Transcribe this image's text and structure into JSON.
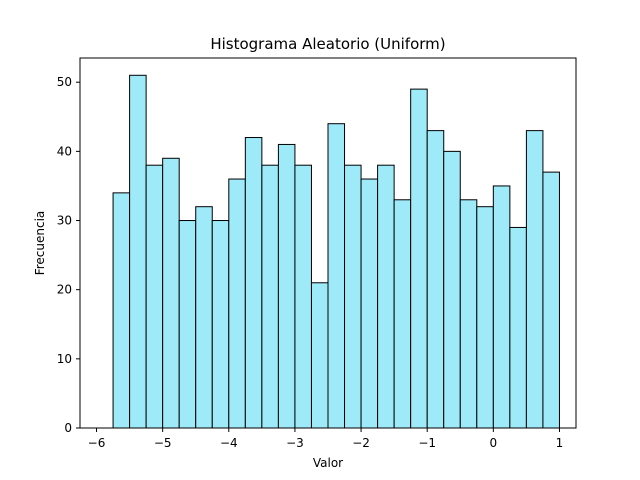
{
  "chart_data": {
    "type": "bar",
    "title": "Histograma Aleatorio (Uniform)",
    "xlabel": "Valor",
    "ylabel": "Frecuencia",
    "bins": {
      "start": -5.75,
      "width": 0.25
    },
    "values": [
      34,
      51,
      38,
      39,
      30,
      32,
      30,
      36,
      42,
      38,
      41,
      38,
      21,
      44,
      38,
      36,
      38,
      33,
      49,
      43,
      40,
      33,
      32,
      35,
      29,
      43,
      37
    ],
    "xlim": [
      -6.25,
      1.25
    ],
    "ylim": [
      0,
      53.5
    ],
    "xticks": [
      -6,
      -5,
      -4,
      -3,
      -2,
      -1,
      0,
      1
    ],
    "xtick_labels": [
      "−6",
      "−5",
      "−4",
      "−3",
      "−2",
      "−1",
      "0",
      "1"
    ],
    "yticks": [
      0,
      10,
      20,
      30,
      40,
      50
    ],
    "ytick_labels": [
      "0",
      "10",
      "20",
      "30",
      "40",
      "50"
    ],
    "bar_color": "#9feaf9",
    "edge_color": "#000000",
    "grid": false,
    "legend": "none"
  }
}
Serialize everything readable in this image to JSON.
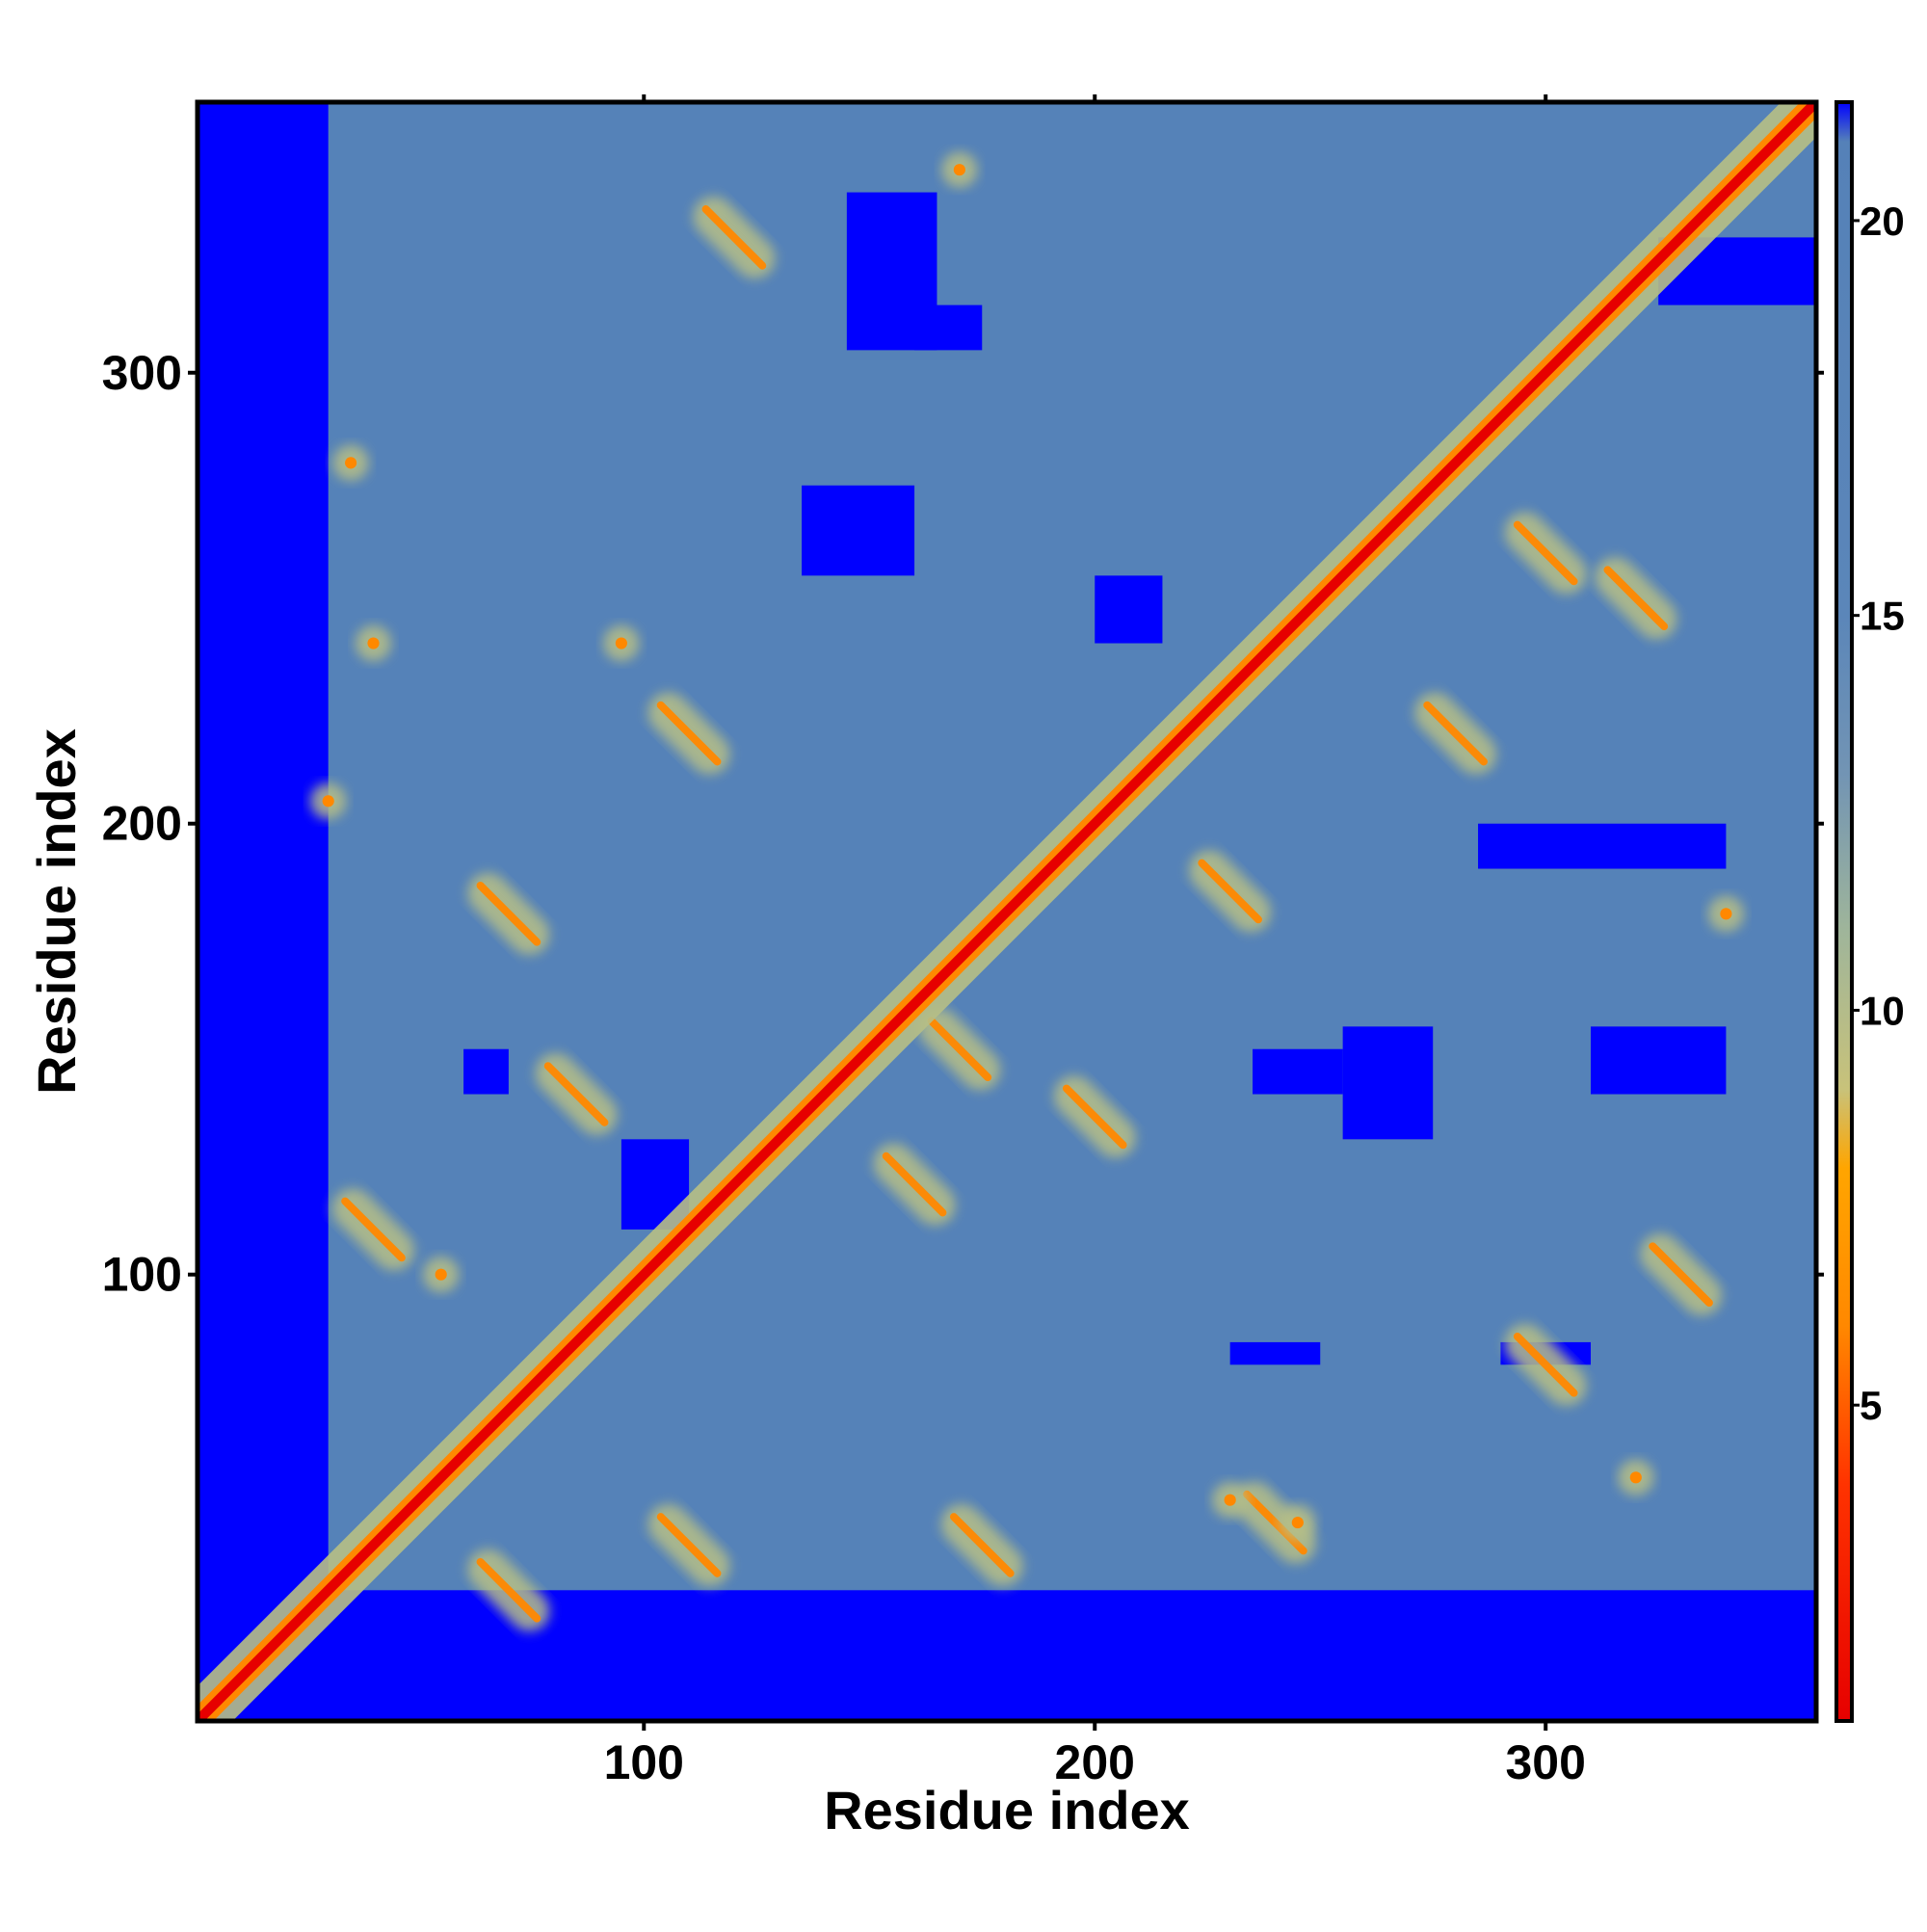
===============
* Given task: Without including any pictures, output all the entries above exactly.

* Reply:
Transcribe this image's text and structure into JSON.
{
  "chart_data": {
    "type": "bar",
    "title": "Histograma Aleatorio (Uniform)",
    "xlabel": "Valor",
    "ylabel": "Frecuencia",
    "bins": {
      "start": -5.75,
      "width": 0.25
    },
    "values": [
      34,
      51,
      38,
      39,
      30,
      32,
      30,
      36,
      42,
      38,
      41,
      38,
      21,
      44,
      38,
      36,
      38,
      33,
      49,
      43,
      40,
      33,
      32,
      35,
      29,
      43,
      37
    ],
    "xlim": [
      -6.25,
      1.25
    ],
    "ylim": [
      0,
      53.5
    ],
    "xticks": [
      -6,
      -5,
      -4,
      -3,
      -2,
      -1,
      0,
      1
    ],
    "xtick_labels": [
      "−6",
      "−5",
      "−4",
      "−3",
      "−2",
      "−1",
      "0",
      "1"
    ],
    "yticks": [
      0,
      10,
      20,
      30,
      40,
      50
    ],
    "ytick_labels": [
      "0",
      "10",
      "20",
      "30",
      "40",
      "50"
    ],
    "bar_color": "#9feaf9",
    "edge_color": "#000000",
    "grid": false,
    "legend": "none"
  }
}
Serialize everything readable in this image to JSON.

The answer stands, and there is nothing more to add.